Required work - Go through the entries below and write each one out exactly.

Rows -
((
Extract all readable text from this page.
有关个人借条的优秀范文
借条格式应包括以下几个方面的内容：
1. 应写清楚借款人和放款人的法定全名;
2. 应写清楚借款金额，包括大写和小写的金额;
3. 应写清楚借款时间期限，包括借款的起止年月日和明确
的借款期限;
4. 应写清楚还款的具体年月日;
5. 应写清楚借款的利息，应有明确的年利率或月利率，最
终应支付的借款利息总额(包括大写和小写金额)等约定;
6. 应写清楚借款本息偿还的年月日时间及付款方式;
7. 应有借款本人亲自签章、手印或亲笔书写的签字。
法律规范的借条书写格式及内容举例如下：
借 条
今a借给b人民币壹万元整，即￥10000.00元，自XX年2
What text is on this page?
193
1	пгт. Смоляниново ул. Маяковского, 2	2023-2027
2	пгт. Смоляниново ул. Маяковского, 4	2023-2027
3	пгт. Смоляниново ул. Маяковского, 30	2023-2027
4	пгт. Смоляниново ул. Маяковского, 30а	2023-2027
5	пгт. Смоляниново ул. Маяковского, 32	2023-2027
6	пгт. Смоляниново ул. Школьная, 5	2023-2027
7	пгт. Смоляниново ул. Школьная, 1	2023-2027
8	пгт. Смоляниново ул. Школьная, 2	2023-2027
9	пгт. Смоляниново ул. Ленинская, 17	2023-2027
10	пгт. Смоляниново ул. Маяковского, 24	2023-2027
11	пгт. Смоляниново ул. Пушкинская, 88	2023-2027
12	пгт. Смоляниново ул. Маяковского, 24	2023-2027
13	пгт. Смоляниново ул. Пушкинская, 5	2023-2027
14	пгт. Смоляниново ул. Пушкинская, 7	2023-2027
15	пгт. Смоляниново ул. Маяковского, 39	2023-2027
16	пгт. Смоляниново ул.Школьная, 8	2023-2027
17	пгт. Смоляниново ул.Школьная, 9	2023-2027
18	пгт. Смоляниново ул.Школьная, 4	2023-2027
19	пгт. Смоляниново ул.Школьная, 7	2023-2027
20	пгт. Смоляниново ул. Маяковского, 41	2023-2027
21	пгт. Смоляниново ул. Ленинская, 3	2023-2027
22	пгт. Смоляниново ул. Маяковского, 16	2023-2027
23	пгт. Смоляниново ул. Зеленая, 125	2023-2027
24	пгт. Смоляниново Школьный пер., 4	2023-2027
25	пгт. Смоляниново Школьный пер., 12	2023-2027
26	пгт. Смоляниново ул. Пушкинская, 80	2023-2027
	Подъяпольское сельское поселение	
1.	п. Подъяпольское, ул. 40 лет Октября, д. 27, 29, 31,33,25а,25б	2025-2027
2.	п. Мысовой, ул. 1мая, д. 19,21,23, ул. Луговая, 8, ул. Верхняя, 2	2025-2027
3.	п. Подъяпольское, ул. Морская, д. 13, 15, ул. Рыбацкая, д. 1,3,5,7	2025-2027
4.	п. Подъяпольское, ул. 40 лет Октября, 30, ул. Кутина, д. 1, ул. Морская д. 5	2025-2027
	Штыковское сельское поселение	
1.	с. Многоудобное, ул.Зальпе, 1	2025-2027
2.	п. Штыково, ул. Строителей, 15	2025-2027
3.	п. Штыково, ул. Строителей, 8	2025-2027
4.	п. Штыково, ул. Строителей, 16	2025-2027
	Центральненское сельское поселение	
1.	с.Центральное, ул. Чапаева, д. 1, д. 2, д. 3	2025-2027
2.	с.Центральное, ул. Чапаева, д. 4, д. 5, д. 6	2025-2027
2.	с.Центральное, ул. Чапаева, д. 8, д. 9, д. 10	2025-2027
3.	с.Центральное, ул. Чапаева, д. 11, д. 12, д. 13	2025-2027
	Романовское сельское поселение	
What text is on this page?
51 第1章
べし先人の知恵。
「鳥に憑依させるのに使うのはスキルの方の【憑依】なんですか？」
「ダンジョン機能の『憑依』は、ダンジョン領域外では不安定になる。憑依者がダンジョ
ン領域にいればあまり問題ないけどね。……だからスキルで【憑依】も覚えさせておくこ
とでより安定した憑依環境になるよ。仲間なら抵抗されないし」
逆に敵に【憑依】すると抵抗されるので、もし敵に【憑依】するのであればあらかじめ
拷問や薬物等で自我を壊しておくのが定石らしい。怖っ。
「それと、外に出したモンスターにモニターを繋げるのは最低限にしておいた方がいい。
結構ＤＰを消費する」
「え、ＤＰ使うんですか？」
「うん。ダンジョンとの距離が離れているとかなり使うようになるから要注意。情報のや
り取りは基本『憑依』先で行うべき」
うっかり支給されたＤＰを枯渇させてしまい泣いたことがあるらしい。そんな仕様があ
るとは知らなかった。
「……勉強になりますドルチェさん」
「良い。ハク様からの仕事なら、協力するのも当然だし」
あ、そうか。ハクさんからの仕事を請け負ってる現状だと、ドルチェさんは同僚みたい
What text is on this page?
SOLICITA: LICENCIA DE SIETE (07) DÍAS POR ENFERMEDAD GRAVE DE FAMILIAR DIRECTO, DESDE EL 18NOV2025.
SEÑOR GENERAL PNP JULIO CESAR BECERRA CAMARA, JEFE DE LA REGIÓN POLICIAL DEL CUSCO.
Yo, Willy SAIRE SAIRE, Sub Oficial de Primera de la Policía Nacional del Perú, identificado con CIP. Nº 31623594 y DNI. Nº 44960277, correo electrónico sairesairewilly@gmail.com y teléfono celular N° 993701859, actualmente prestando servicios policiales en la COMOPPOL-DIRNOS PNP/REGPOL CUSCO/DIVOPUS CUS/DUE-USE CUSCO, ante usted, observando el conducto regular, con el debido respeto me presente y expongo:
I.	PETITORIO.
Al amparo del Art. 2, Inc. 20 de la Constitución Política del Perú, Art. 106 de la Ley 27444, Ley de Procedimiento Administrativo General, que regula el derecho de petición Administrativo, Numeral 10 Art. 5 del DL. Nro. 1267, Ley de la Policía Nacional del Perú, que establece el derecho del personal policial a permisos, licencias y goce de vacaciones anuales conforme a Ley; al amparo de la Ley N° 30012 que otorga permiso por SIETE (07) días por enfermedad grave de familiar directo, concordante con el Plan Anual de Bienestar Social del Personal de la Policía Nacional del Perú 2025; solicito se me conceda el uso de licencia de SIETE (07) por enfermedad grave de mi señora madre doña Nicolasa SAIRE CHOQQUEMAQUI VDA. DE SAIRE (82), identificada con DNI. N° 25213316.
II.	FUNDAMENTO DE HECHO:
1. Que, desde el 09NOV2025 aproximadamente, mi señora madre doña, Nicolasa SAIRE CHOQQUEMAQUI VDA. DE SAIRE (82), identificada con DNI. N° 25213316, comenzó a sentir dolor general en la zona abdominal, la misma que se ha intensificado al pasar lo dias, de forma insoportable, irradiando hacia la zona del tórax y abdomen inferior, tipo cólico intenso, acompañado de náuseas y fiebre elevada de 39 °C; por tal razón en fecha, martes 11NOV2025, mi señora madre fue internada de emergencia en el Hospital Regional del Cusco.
))
Result for this exercise -
Extract all readable text from this page.
有关个人借条的优秀范文
借条格式应包括以下几个方面的内容：
1. 应写清楚借款人和放款人的法定全名;
2. 应写清楚借款金额，包括大写和小写的金额;
3. 应写清楚借款时间期限，包括借款的起止年月日和明确
的借款期限;
4. 应写清楚还款的具体年月日;
5. 应写清楚借款的利息，应有明确的年利率或月利率，最
终应支付的借款利息总额(包括大写和小写金额)等约定;
6. 应写清楚借款本息偿还的年月日时间及付款方式;
7. 应有借款本人亲自签章、手印或亲笔书写的签字。
法律规范的借条书写格式及内容举例如下：
借 条
今a借给b人民币壹万元整，即￥10000.00元，自XX年2
What text is on this page?
193
1	пгт. Смоляниново ул. Маяковского, 2	2023-2027
2	пгт. Смоляниново ул. Маяковского, 4	2023-2027
3	пгт. Смоляниново ул. Маяковского, 30	2023-2027
4	пгт. Смоляниново ул. Маяковского, 30а	2023-2027
5	пгт. Смоляниново ул. Маяковского, 32	2023-2027
6	пгт. Смоляниново ул. Школьная, 5	2023-2027
7	пгт. Смоляниново ул. Школьная, 1	2023-2027
8	пгт. Смоляниново ул. Школьная, 2	2023-2027
9	пгт. Смоляниново ул. Ленинская, 17	2023-2027
10	пгт. Смоляниново ул. Маяковского, 24	2023-2027
11	пгт. Смоляниново ул. Пушкинская, 88	2023-2027
12	пгт. Смоляниново ул. Маяковского, 24	2023-2027
13	пгт. Смоляниново ул. Пушкинская, 5	2023-2027
14	пгт. Смоляниново ул. Пушкинская, 7	2023-2027
15	пгт. Смоляниново ул. Маяковского, 39	2023-2027
16	пгт. Смоляниново ул.Школьная, 8	2023-2027
17	пгт. Смоляниново ул.Школьная, 9	2023-2027
18	пгт. Смоляниново ул.Школьная, 4	2023-2027
19	пгт. Смоляниново ул.Школьная, 7	2023-2027
20	пгт. Смоляниново ул. Маяковского, 41	2023-2027
21	пгт. Смоляниново ул. Ленинская, 3	2023-2027
22	пгт. Смоляниново ул. Маяковского, 16	2023-2027
23	пгт. Смоляниново ул. Зеленая, 125	2023-2027
24	пгт. Смоляниново Школьный пер., 4	2023-2027
25	пгт. Смоляниново Школьный пер., 12	2023-2027
26	пгт. Смоляниново ул. Пушкинская, 80	2023-2027
	Подъяпольское сельское поселение	
1.	п. Подъяпольское, ул. 40 лет Октября, д. 27, 29, 31,33,25а,25б	2025-2027
2.	п. Мысовой, ул. 1мая, д. 19,21,23, ул. Луговая, 8, ул. Верхняя, 2	2025-2027
3.	п. Подъяпольское, ул. Морская, д. 13, 15, ул. Рыбацкая, д. 1,3,5,7	2025-2027
4.	п. Подъяпольское, ул. 40 лет Октября, 30, ул. Кутина, д. 1, ул. Морская д. 5	2025-2027
	Штыковское сельское поселение	
1.	с. Многоудобное, ул.Зальпе, 1	2025-2027
2.	п. Штыково, ул. Строителей, 15	2025-2027
3.	п. Штыково, ул. Строителей, 8	2025-2027
4.	п. Штыково, ул. Строителей, 16	2025-2027
	Центральненское сельское поселение	
1.	с.Центральное, ул. Чапаева, д. 1, д. 2, д. 3	2025-2027
2.	с.Центральное, ул. Чапаева, д. 4, д. 5, д. 6	2025-2027
2.	с.Центральное, ул. Чапаева, д. 8, д. 9, д. 10	2025-2027
3.	с.Центральное, ул. Чапаева, д. 11, д. 12, д. 13	2025-2027
	Романовское сельское поселение	
What text is on this page?
51 第1章
べし先人の知恵。
「鳥に憑依させるのに使うのはスキルの方の【憑依】なんですか？」
「ダンジョン機能の『憑依』は、ダンジョン領域外では不安定になる。憑依者がダンジョ
ン領域にいればあまり問題ないけどね。……だからスキルで【憑依】も覚えさせておくこ
とでより安定した憑依環境になるよ。仲間なら抵抗されないし」
逆に敵に【憑依】すると抵抗されるので、もし敵に【憑依】するのであればあらかじめ
拷問や薬物等で自我を壊しておくのが定石らしい。怖っ。
「それと、外に出したモンスターにモニターを繋げるのは最低限にしておいた方がいい。
結構ＤＰを消費する」
「え、ＤＰ使うんですか？」
「うん。ダンジョンとの距離が離れているとかなり使うようになるから要注意。情報のや
り取りは基本『憑依』先で行うべき」
うっかり支給されたＤＰを枯渇させてしまい泣いたことがあるらしい。そんな仕様があ
るとは知らなかった。
「……勉強になりますドルチェさん」
「良い。ハク様からの仕事なら、協力するのも当然だし」
あ、そうか。ハクさんからの仕事を請け負ってる現状だと、ドルチェさんは同僚みたい
What text is on this page?
SOLICITA: LICENCIA DE SIETE (07) DÍAS POR ENFERMEDAD GRAVE DE FAMILIAR DIRECTO, DESDE EL 18NOV2025.
SEÑOR GENERAL PNP JULIO CESAR BECERRA CAMARA, JEFE DE LA REGIÓN POLICIAL DEL CUSCO.
Yo, Willy SAIRE SAIRE, Sub Oficial de Primera de la Policía Nacional del Perú, identificado con CIP. Nº 31623594 y DNI. Nº 44960277, correo electrónico sairesairewilly@gmail.com y teléfono celular N° 993701859, actualmente prestando servicios policiales en la COMOPPOL-DIRNOS PNP/REGPOL CUSCO/DIVOPUS CUS/DUE-USE CUSCO, ante usted, observando el conducto regular, con el debido respeto me presente y expongo:
I.	PETITORIO.
Al amparo del Art. 2, Inc. 20 de la Constitución Política del Perú, Art. 106 de la Ley 27444, Ley de Procedimiento Administrativo General, que regula el derecho de petición Administrativo, Numeral 10 Art. 5 del DL. Nro. 1267, Ley de la Policía Nacional del Perú, que establece el derecho del personal policial a permisos, licencias y goce de vacaciones anuales conforme a Ley; al amparo de la Ley N° 30012 que otorga permiso por SIETE (07) días por enfermedad grave de familiar directo, concordante con el Plan Anual de Bienestar Social del Personal de la Policía Nacional del Perú 2025; solicito se me conceda el uso de licencia de SIETE (07) por enfermedad grave de mi señora madre doña Nicolasa SAIRE CHOQQUEMAQUI VDA. DE SAIRE (82), identificada con DNI. N° 25213316.
II.	FUNDAMENTO DE HECHO:
1. Que, desde el 09NOV2025 aproximadamente, mi señora madre doña, Nicolasa SAIRE CHOQQUEMAQUI VDA. DE SAIRE (82), identificada con DNI. N° 25213316, comenzó a sentir dolor general en la zona abdominal, la misma que se ha intensificado al pasar lo dias, de forma insoportable, irradiando hacia la zona del tórax y abdomen inferior, tipo cólico intenso, acompañado de náuseas y fiebre elevada de 39 °C; por tal razón en fecha, martes 11NOV2025, mi señora madre fue internada de emergencia en el Hospital Regional del Cusco.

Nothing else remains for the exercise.